Listed records

=-=-=-=-=

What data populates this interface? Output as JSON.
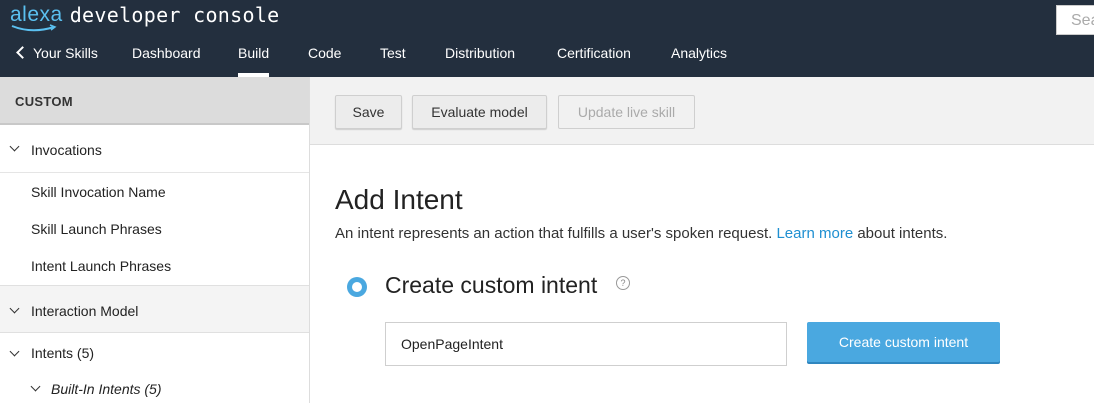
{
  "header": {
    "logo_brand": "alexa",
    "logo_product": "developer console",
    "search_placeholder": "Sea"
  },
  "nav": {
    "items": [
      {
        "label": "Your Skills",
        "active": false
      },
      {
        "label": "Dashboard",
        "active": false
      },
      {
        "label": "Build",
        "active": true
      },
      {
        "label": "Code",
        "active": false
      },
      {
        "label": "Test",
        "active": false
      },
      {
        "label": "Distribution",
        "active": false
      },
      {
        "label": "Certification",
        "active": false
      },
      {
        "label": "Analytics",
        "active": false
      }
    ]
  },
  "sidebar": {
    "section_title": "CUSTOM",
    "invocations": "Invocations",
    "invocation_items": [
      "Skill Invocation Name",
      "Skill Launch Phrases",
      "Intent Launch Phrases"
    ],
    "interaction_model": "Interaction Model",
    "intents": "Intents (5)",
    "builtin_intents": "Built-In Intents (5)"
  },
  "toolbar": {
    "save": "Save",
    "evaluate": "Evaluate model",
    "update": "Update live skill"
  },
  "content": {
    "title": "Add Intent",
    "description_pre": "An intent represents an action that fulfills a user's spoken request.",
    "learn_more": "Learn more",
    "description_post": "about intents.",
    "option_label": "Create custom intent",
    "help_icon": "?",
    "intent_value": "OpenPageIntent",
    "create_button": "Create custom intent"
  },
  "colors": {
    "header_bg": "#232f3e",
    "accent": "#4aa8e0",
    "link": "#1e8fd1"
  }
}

=-=-=-=-=

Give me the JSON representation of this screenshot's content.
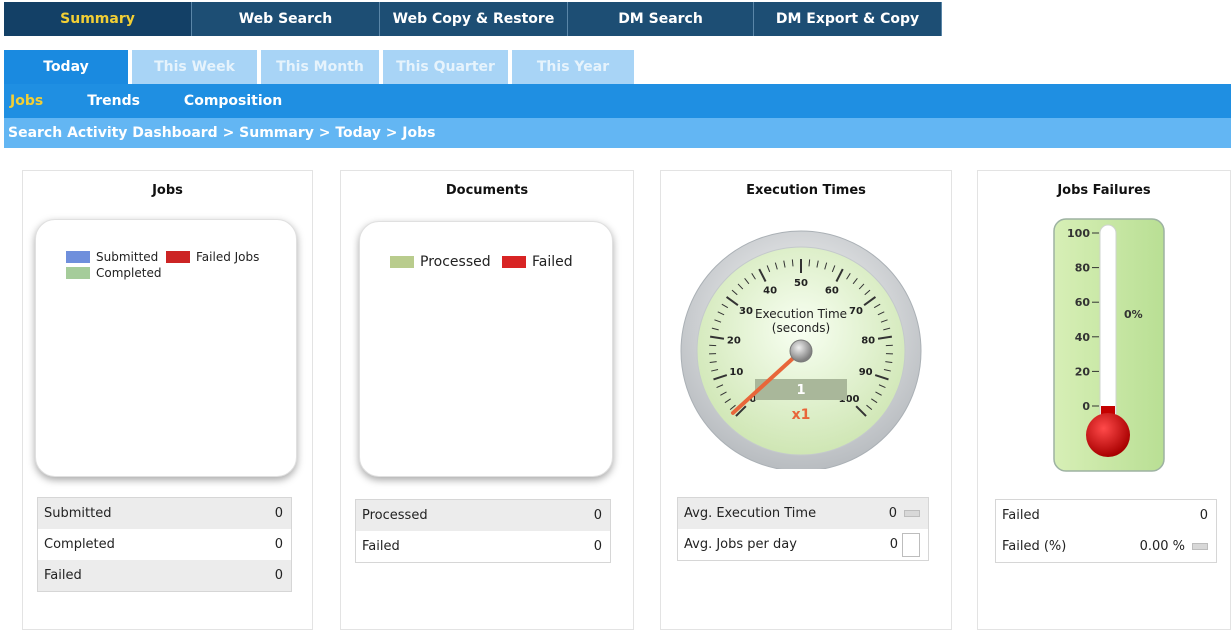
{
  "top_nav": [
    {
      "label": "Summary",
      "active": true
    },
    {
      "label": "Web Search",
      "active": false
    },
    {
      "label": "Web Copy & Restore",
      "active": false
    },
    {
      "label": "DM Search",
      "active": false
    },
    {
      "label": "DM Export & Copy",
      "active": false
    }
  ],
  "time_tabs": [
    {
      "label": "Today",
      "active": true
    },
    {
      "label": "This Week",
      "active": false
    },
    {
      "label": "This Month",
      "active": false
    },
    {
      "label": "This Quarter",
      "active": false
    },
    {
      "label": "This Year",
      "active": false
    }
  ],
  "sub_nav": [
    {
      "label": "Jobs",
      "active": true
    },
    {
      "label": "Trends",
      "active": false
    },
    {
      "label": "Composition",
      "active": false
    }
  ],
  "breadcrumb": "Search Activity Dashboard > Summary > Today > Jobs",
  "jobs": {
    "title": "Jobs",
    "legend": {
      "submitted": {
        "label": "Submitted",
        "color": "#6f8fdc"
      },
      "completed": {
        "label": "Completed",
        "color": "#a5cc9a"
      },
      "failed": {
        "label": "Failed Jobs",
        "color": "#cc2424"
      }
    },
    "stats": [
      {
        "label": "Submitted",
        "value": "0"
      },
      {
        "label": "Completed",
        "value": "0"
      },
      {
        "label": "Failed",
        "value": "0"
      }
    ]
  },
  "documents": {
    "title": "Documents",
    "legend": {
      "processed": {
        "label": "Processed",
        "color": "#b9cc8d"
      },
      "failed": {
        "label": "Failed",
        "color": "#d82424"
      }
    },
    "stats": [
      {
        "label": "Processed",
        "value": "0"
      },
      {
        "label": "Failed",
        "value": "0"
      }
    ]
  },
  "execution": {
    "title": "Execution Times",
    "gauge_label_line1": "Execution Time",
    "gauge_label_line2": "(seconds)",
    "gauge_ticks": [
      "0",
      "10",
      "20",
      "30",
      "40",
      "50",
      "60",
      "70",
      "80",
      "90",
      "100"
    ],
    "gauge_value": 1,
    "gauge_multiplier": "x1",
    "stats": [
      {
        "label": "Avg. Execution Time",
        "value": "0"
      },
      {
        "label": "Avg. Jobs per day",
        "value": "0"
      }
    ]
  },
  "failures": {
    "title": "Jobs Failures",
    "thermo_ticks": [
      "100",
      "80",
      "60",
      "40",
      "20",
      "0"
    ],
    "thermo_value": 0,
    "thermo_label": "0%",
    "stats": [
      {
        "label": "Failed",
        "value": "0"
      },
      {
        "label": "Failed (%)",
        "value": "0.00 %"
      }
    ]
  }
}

=-=-=-=-=

Prompt
Each line that has the word "Create" should be copied.

Result for this task
    "option_label": "Create custom intent",
    "create_button": "Create custom intent"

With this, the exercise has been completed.